Goal of the exercise: Answer with nothing but a number: how many lines include the word "单位消防管理组织机构图"?

Records:
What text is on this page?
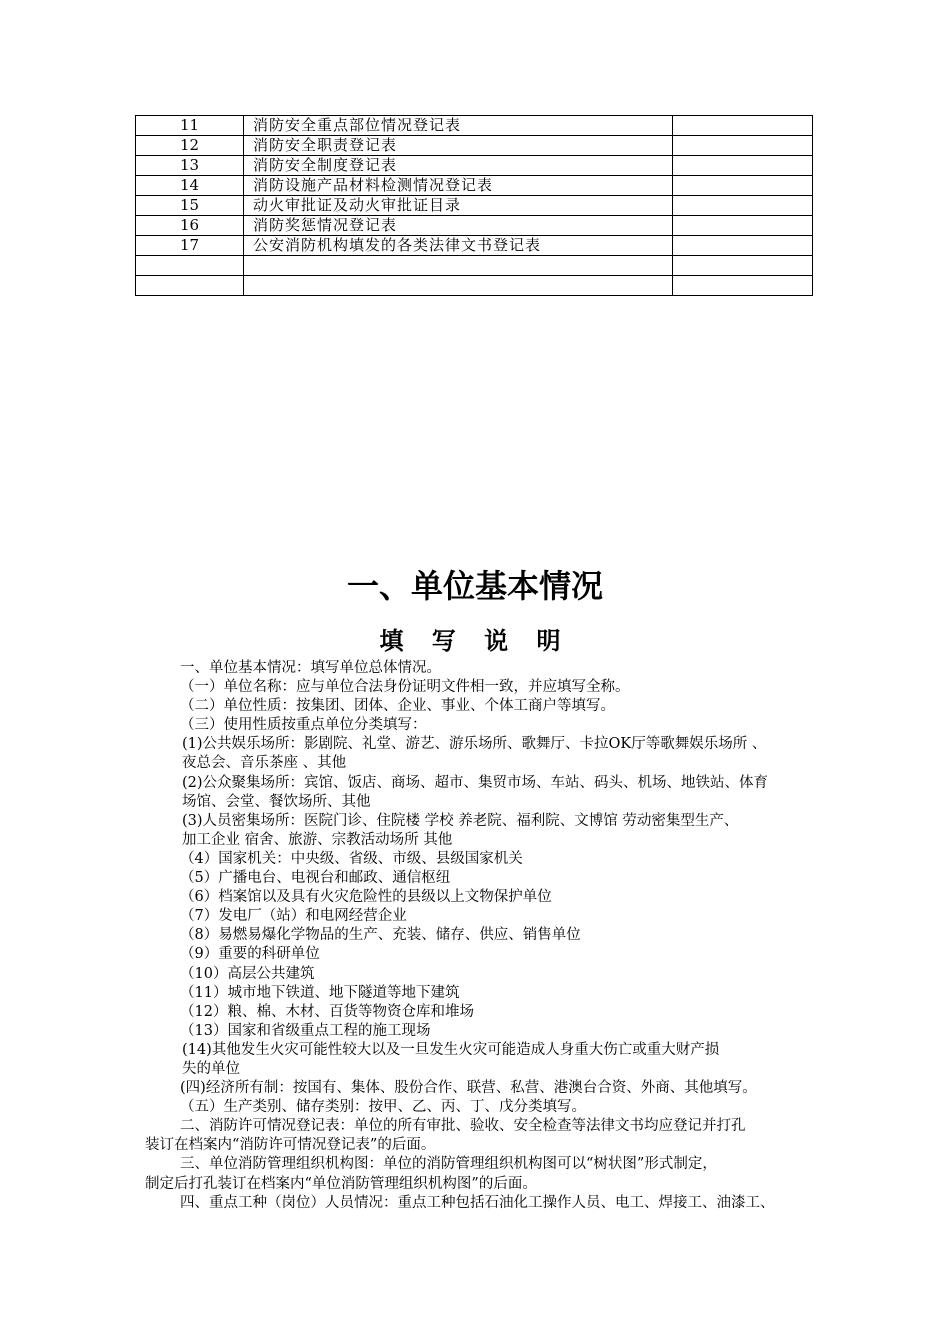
11	消防安全重点部位情况登记表	
12	消防安全职责登记表	
13	消防安全制度登记表	
14	消防设施产品材料检测情况登记表	
15	动火审批证及动火审批证目录	
16	消防奖惩情况登记表	
17	公安消防机构填发的各类法律文书登记表	

一、单位基本情况
填 写 说 明
一、单位基本情况：填写单位总体情况。
（一）单位名称：应与单位合法身份证明文件相一致，并应填写全称。
（二）单位性质：按集团、团体、企业、事业、个体工商户等填写。
（三）使用性质按重点单位分类填写：
(1)公共娱乐场所：影剧院、礼堂、游艺、游乐场所、歌舞厅、卡拉OK厅等歌舞娱乐场所 、
夜总会、音乐茶座 、其他
(2)公众聚集场所：宾馆、饭店、商场、超市、集贸市场、车站、码头、机场、地铁站、体育
场馆、会堂、餐饮场所、其他
(3)人员密集场所：医院门诊、住院楼 学校 养老院、福利院、文博馆 劳动密集型生产、
加工企业 宿舍、旅游、宗教活动场所 其他
（4）国家机关：中央级、省级、市级、县级国家机关
（5）广播电台、电视台和邮政、通信枢纽
（6）档案馆以及具有火灾危险性的县级以上文物保护单位
（7）发电厂（站）和电网经营企业
（8）易燃易爆化学物品的生产、充装、储存、供应、销售单位
（9）重要的科研单位
（10）高层公共建筑
（11）城市地下铁道、地下隧道等地下建筑
（12）粮、棉、木材、百货等物资仓库和堆场
（13）国家和省级重点工程的施工现场
(14)其他发生火灾可能性较大以及一旦发生火灾可能造成人身重大伤亡或重大财产损
失的单位
(四)经济所有制：按国有、集体、股份合作、联营、私营、港澳台合资、外商、其他填写。
（五）生产类别、储存类别：按甲、乙、丙、丁、戊分类填写。
二、消防许可情况登记表：单位的所有审批、验收、安全检查等法律文书均应登记并打孔
装订在档案内“消防许可情况登记表”的后面。
三、单位消防管理组织机构图：单位的消防管理组织机构图可以“树状图”形式制定，
制定后打孔装订在档案内“单位消防管理组织机构图”的后面。
四、重点工种（岗位）人员情况：重点工种包括石油化工操作人员、电工、焊接工、油漆工、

Written solution: 2